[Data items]
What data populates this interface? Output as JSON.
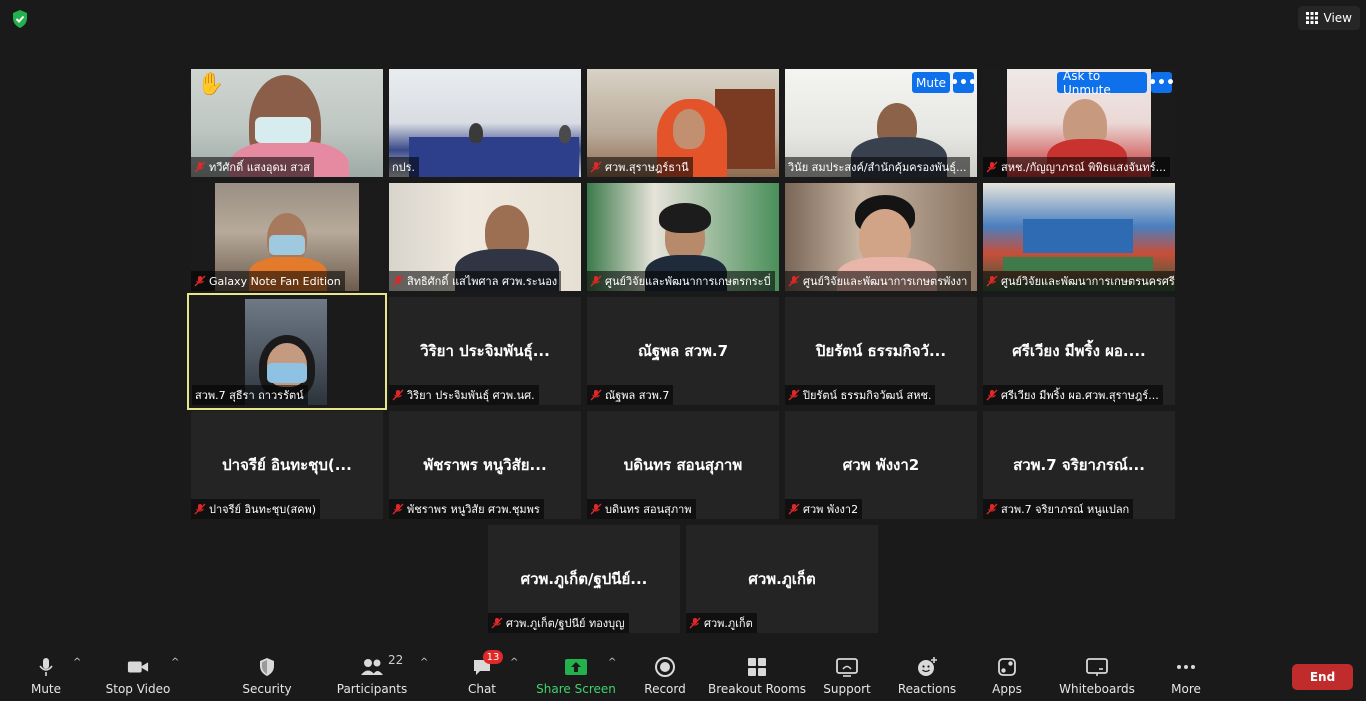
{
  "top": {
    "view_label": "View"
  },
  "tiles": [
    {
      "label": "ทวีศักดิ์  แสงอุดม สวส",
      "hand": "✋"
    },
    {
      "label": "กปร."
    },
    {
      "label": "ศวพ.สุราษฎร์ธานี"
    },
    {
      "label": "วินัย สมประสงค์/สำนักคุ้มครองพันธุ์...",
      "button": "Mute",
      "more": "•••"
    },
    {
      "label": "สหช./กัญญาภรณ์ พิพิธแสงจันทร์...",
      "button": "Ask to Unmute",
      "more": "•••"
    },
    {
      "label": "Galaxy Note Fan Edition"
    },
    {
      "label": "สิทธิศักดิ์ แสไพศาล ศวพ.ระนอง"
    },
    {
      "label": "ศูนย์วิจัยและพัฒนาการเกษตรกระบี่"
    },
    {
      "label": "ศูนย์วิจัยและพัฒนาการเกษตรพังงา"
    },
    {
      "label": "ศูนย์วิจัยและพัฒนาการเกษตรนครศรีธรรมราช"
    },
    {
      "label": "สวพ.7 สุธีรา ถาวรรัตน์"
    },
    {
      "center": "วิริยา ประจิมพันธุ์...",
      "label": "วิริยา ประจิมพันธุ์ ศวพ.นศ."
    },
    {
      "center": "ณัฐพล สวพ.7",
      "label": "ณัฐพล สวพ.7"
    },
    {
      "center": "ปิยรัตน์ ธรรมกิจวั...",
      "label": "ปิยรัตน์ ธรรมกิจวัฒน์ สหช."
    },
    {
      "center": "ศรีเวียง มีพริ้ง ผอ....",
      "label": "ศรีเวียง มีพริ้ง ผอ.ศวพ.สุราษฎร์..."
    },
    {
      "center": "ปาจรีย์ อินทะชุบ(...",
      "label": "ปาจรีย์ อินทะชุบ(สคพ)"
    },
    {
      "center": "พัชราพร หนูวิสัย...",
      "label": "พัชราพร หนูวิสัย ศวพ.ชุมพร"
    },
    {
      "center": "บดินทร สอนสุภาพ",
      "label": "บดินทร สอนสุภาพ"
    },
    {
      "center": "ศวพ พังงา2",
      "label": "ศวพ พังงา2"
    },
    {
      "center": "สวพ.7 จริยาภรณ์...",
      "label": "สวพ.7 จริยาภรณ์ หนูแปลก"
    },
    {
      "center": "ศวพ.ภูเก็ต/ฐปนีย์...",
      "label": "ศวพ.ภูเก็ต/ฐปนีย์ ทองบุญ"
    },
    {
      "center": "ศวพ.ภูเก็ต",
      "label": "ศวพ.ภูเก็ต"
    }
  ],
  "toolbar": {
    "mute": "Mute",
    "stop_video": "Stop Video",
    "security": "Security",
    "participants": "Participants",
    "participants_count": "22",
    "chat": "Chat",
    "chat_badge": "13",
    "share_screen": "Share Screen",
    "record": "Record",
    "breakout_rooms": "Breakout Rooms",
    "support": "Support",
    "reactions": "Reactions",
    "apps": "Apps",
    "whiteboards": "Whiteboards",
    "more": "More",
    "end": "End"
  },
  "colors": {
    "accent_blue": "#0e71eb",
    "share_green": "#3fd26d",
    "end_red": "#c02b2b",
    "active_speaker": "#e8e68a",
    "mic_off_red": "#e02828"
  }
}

...

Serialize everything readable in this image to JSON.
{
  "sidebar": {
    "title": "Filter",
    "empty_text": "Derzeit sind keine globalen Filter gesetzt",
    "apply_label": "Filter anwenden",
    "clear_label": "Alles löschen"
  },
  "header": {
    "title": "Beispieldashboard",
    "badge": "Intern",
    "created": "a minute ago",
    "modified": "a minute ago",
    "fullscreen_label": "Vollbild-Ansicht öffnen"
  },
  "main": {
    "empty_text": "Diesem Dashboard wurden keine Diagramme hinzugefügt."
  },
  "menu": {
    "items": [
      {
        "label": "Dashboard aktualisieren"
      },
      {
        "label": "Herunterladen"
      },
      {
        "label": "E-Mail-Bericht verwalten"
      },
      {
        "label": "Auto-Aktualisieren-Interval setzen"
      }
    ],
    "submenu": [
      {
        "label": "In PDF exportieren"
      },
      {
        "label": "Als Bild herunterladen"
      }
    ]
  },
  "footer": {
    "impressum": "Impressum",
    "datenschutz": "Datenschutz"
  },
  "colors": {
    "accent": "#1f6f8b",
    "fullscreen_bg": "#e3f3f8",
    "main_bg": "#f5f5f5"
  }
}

* * *

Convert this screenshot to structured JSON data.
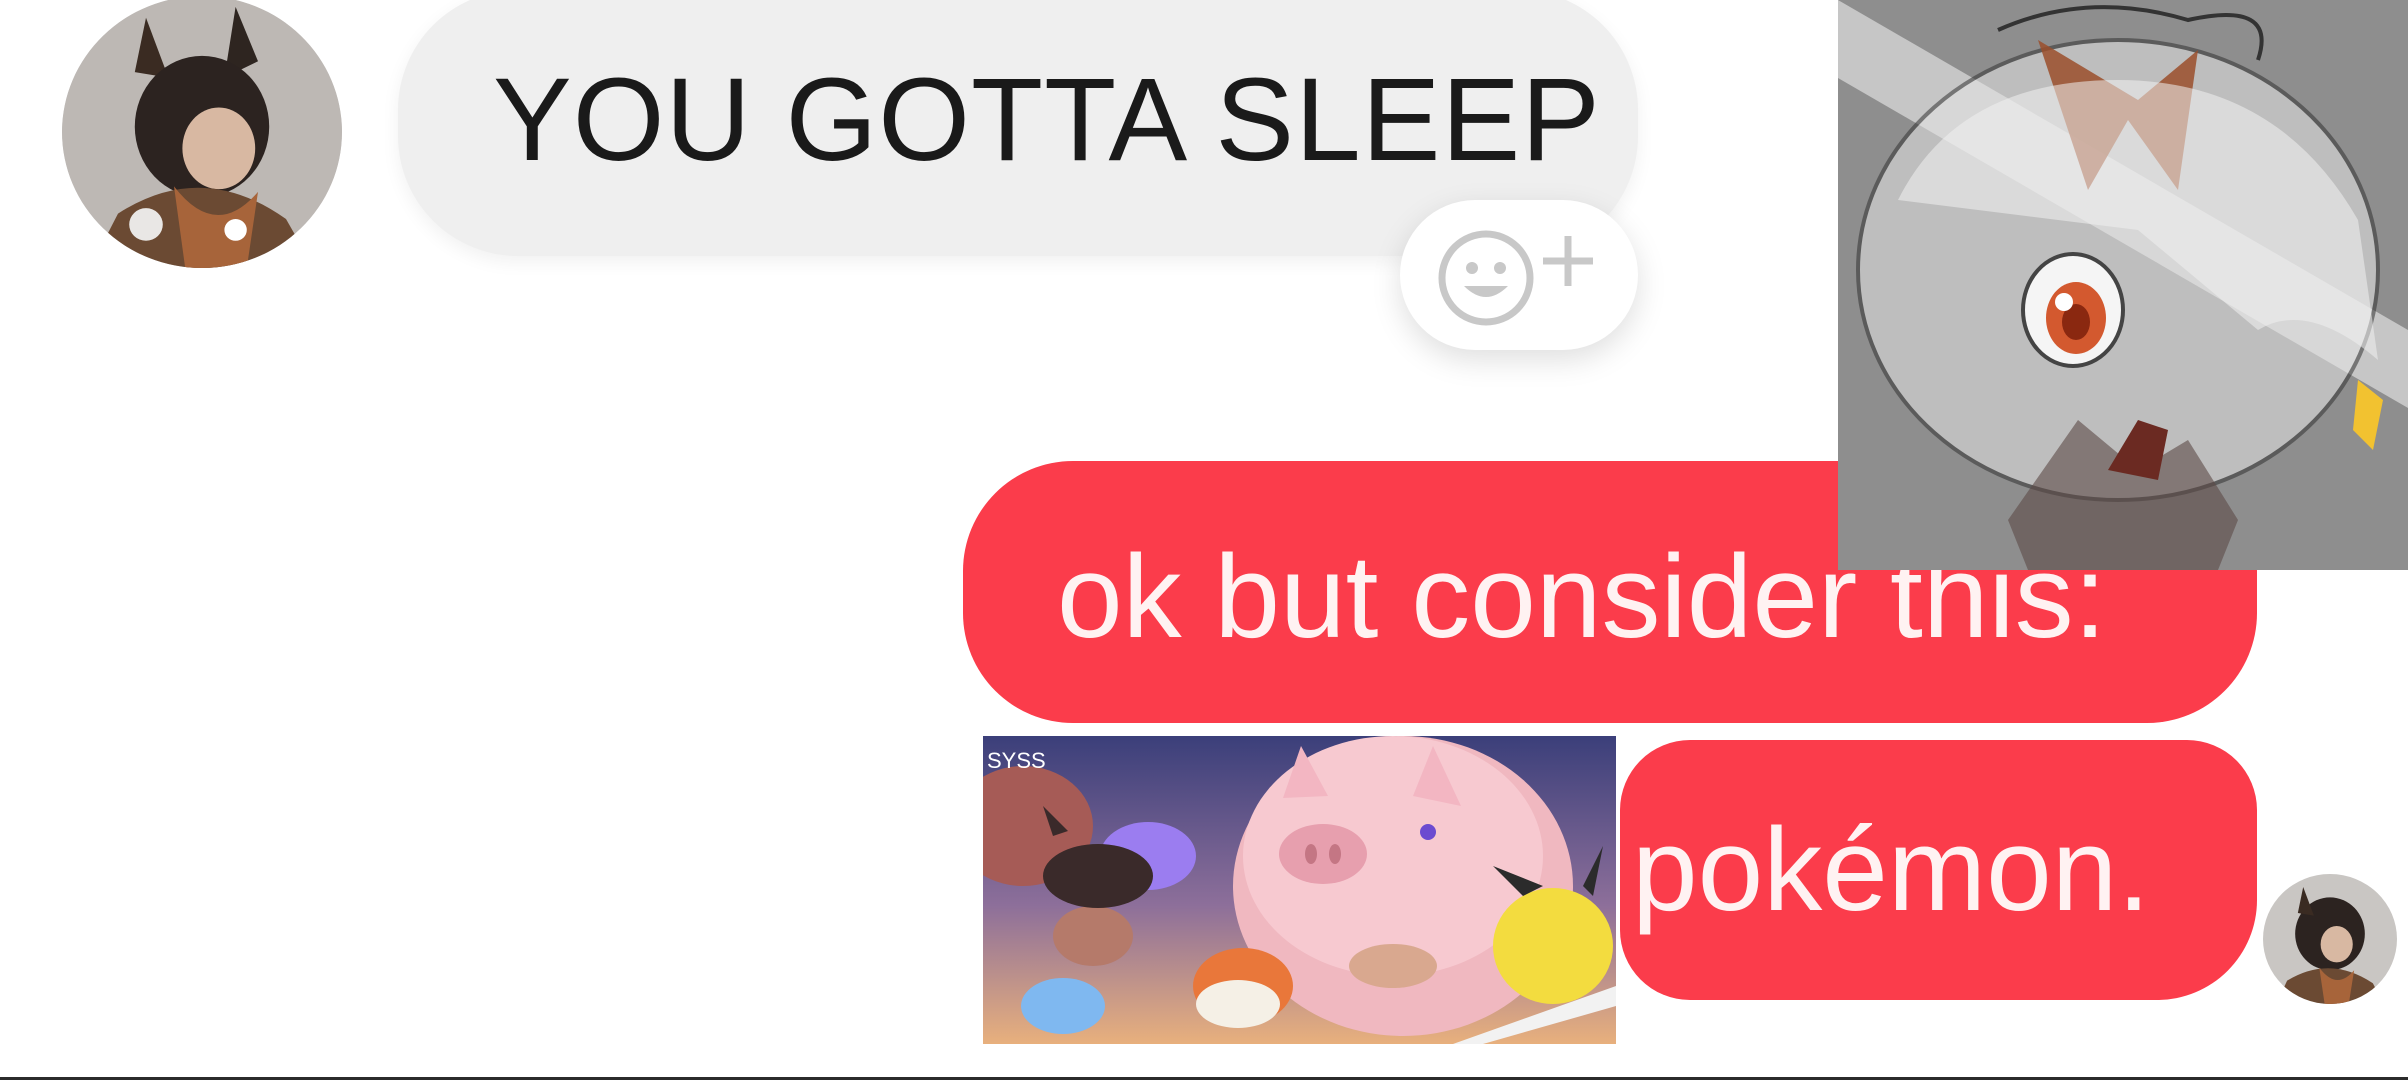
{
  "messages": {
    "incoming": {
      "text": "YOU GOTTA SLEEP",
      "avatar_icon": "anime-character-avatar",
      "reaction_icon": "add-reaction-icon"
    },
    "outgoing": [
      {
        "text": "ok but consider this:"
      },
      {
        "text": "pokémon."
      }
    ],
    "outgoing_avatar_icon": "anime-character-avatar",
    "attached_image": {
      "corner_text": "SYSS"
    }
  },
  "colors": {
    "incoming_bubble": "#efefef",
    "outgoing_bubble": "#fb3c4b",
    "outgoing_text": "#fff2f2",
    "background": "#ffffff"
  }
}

What to work on: The answer must consist solely of the number of lines in the entries that contain the word "ยและพ".

Task response: 3